WHAT IS EXPECTED:
Scan the material that follows. Copy every line containing the word "name".

GIVEN INFORMATION:
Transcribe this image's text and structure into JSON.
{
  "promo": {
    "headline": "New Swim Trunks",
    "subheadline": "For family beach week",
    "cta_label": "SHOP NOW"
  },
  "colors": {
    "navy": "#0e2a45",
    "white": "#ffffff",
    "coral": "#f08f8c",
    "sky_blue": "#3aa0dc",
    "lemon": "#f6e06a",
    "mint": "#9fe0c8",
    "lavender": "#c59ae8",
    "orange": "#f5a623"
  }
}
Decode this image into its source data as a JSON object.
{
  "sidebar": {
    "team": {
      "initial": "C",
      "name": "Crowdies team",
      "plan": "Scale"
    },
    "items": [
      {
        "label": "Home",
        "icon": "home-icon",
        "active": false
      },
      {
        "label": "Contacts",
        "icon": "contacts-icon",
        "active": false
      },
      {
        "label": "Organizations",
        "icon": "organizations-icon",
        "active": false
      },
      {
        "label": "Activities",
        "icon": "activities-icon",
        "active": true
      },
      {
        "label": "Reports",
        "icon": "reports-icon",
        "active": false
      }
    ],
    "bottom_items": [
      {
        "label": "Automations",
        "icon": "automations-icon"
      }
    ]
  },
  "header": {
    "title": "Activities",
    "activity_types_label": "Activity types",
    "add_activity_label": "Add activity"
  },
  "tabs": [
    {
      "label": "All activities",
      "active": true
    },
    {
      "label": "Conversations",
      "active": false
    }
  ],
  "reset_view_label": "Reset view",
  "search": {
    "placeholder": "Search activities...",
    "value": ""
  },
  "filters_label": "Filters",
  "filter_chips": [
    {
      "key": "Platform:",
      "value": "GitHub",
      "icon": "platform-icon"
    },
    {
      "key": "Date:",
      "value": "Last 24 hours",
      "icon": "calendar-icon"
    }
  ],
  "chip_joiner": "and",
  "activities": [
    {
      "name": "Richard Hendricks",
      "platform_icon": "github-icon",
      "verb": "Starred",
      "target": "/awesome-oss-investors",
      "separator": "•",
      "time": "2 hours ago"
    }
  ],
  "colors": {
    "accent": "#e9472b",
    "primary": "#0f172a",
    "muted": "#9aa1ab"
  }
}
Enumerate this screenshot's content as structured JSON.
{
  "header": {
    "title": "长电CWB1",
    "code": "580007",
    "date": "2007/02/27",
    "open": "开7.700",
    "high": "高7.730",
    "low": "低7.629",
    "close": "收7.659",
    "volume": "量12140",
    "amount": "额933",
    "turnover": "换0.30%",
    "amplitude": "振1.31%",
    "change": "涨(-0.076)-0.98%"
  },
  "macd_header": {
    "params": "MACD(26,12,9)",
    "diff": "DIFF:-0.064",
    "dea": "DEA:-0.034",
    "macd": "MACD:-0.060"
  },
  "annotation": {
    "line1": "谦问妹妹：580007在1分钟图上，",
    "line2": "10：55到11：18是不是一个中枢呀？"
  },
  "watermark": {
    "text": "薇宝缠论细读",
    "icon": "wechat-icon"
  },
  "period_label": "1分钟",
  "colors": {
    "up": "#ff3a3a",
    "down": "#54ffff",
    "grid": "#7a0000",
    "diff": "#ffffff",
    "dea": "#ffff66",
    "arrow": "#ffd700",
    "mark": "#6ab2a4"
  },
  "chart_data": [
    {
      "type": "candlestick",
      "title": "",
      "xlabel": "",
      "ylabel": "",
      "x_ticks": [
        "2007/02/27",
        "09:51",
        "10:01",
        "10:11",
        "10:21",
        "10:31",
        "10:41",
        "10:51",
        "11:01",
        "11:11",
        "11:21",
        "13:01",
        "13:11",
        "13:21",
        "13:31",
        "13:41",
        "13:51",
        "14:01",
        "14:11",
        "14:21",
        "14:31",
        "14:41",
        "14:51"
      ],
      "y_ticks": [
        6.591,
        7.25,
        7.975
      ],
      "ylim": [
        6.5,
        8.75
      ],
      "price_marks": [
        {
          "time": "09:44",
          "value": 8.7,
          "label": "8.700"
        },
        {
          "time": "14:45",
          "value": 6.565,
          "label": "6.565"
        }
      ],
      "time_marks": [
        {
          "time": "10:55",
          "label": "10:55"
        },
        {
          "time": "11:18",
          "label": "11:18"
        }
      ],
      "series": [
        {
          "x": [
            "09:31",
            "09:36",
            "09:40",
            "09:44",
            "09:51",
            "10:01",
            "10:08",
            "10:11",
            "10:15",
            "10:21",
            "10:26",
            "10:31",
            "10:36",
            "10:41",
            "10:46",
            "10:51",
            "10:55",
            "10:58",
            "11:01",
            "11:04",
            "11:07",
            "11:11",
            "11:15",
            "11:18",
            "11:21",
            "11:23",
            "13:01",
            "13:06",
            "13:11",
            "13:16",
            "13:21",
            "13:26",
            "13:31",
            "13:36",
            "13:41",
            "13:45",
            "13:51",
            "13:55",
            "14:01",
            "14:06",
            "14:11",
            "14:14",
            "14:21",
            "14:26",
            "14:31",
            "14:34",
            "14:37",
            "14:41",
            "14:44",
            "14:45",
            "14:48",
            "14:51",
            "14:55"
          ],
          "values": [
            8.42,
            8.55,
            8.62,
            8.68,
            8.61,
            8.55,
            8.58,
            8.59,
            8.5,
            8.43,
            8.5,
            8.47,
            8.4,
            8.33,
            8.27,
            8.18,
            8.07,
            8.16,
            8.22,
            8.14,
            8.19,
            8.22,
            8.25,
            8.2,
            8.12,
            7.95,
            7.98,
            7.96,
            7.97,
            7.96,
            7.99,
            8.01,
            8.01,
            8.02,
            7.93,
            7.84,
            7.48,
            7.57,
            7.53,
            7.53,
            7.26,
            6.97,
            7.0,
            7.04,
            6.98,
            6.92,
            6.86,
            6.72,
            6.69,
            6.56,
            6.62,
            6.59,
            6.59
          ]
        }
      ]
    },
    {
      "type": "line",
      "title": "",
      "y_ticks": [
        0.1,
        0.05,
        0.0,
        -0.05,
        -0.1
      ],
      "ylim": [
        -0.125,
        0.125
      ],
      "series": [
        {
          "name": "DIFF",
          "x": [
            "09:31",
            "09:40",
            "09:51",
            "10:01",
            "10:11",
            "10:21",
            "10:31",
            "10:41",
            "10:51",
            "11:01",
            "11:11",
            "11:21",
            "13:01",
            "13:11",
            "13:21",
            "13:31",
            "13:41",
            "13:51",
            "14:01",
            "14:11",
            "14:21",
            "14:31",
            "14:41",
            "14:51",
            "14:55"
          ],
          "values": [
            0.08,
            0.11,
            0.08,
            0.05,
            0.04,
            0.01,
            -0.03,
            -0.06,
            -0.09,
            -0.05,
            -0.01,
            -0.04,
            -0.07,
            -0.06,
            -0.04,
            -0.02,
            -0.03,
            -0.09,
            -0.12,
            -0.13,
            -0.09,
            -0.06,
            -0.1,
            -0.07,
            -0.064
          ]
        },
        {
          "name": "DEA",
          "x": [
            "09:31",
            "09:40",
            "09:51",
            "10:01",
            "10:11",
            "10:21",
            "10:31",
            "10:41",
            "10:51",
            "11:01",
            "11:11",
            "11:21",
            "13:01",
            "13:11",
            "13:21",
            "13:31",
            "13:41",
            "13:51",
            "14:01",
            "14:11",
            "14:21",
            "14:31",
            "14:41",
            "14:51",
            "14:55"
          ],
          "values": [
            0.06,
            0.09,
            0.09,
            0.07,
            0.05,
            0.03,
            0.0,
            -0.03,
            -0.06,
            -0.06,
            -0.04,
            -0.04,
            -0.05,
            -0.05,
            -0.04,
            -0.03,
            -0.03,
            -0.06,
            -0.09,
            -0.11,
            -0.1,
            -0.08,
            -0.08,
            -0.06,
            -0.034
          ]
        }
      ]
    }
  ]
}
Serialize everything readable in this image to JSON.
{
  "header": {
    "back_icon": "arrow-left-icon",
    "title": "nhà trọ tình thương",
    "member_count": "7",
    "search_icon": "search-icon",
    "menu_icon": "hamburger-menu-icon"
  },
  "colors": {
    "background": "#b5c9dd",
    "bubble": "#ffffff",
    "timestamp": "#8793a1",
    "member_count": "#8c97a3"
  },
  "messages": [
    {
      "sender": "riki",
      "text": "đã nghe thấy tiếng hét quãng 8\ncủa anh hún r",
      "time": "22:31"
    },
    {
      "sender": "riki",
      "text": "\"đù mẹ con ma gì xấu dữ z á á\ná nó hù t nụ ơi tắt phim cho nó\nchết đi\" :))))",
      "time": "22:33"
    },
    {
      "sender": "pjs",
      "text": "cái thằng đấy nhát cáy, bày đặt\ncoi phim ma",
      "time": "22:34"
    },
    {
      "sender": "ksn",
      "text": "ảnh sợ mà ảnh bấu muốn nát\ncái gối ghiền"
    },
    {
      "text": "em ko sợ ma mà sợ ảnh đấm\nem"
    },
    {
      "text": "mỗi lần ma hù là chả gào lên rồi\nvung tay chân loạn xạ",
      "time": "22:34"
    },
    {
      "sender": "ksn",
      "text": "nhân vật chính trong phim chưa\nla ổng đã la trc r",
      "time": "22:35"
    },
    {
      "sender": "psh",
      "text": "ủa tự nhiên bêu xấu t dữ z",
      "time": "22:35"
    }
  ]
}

ANSWER BELOW:
      "name": "Crowdies team",
      "name": "Richard Hendricks",
          "name": "DIFF",
          "name": "DEA",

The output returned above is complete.